Exercise 1:
According to the profile of King Carlo Emanuele IV, in what year did his father arrange his marriage to Princess Marie Clotilde of France?
Exercise 2:
Continue the profile of King Carlo Emanuele IV, picking up after its final sentence.

----- Excerpt -----

Saturday, February 6, 2016

Monarch Profile: King Carlo Emanuele IV of Piedmont-Sardinia

A monarch with a tragic but immensely gallant personal story was Carlo Emanuele IV. He was born Prince of Piedmont Carlo Emanuele Ferdinando Maria di Savoia at the Royal Palace in Turin on May 24, 1751, the first-born son of the Duke of Savoy, later King Vittorio Amadeo III and his Queen consort the Infanta Maria Antoinetta of Spain. Even in his youth he had many trials to endure. He health was fragile, he was often unwell and was possibly epileptic. As usual, he was taught extensively of the very long and colorful history of the venerable House of Savoy. The stories of warrior princes and crusader knights must have seemed an impossibly difficult example to follow for the young Prince of Piedmont but he seized on the cases of those Savoy princes with a reputation for great faith and piety, such as Blessed Amadeo IX, as examples he could follow. Despite his physical frailties, or perhaps in part because of them, he grew into a refined, handsome young man of deeply sincere Catholic faith. He was well mannered, courtly and a man who felt his emotions intensely.

When his father became King of Piedmont-Sardinia, he immediately began political negotiations for an appropriate marriage for his son Carlo Emanuele. Through his sisters the House of Savoy had already forged marital ties with the French royal House of Bourbon and King Vittorio Amadeo III wanted to strengthen these ties even further. In 1775 he arranged a marriage for his son to Princess Marie Clotilde of France, the sister of King Louis XVI. She was sixteen and had been prepared for this and from the time she was very young had been taught to speak Italian in preparation for her marriage to the heir of the House of Savoy. The marriage, however, was not without some unkind gossip. At the French court of Versailles, where beauty and a glamorous image was paramount among the status-conscious aristocrats, Marie Clotilde did not fit in, being rather reserved, shy and somewhat overweight. Cruel French elites mocked her for her size, saying that the Prince of Piedmont was getting two brides instead of one. However, if she had any fears about the court in Turin, they were quickly dispelled. She was, like her husband, a devout Catholic of sincere faith and this mattered more to him than her dress size. When someone commented to him about his bride’s reputation for being overweight, Carlo Emanuele was not bothered, saying that he had, “more to worship”.

----- Entries provided -----

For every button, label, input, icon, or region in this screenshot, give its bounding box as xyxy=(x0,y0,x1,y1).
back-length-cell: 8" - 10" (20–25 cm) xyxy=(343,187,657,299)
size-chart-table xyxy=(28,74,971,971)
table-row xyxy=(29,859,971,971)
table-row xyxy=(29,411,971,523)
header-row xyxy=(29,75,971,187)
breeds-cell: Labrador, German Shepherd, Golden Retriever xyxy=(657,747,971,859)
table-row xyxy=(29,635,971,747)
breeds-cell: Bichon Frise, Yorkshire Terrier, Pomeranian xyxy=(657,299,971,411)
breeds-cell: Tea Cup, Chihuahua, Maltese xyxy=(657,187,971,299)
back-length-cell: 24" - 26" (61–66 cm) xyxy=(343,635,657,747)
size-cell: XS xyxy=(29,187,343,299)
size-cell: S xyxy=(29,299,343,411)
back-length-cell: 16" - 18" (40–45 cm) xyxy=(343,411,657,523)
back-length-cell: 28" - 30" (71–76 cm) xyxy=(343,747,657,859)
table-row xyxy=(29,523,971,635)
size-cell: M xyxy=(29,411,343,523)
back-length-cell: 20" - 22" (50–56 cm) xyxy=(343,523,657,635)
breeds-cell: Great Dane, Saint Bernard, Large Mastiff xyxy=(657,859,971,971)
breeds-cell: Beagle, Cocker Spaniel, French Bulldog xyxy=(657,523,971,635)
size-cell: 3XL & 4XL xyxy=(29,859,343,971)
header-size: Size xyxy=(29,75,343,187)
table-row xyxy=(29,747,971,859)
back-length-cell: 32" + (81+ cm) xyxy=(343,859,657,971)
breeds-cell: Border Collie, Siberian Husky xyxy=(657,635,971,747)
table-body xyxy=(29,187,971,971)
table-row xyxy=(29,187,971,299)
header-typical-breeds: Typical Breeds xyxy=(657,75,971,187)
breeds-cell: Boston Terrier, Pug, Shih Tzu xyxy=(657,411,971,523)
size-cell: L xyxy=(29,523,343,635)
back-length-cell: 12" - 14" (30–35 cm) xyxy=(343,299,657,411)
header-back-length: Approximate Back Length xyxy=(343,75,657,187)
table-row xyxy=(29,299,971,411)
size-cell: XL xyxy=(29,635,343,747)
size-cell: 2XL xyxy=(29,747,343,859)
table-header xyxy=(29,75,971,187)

-----

Final result 1:
1775

Final result 2:
Marie Clotilde was accepted with sincere affection by her Italian husband and was warmly embraced into the family by her new sisters-in-law as well. The only misfortune, as far as King Vittorio Amadeo III was concerned, was that the couple were never able to have any children. Nonetheless, they had a happy marriage and both were equally devoted to the happiness of the other and loved each other completely and totally. Their religious faith was the backbone of their marriage and they lived a modest but contentedly fulfilled life together. Their shared faith was something they would need for beyond the borders of Piedmont, trouble was brewing as Revolution began to break out in France. The Savoy monarchy opened its doors to refugees from the Terror and the political turmoil and religious persecution in France affected Carlo Emanuele deeply. In 1794 he joined the Third Order of St Dominic as Carlo Emanuele of St Hyacinth. Meanwhile, his father had declared war on republican France in an act of monarchist solidarity but the small Piedmontese army was quickly defeated and forced to cede territory in the armistice of Cherasco.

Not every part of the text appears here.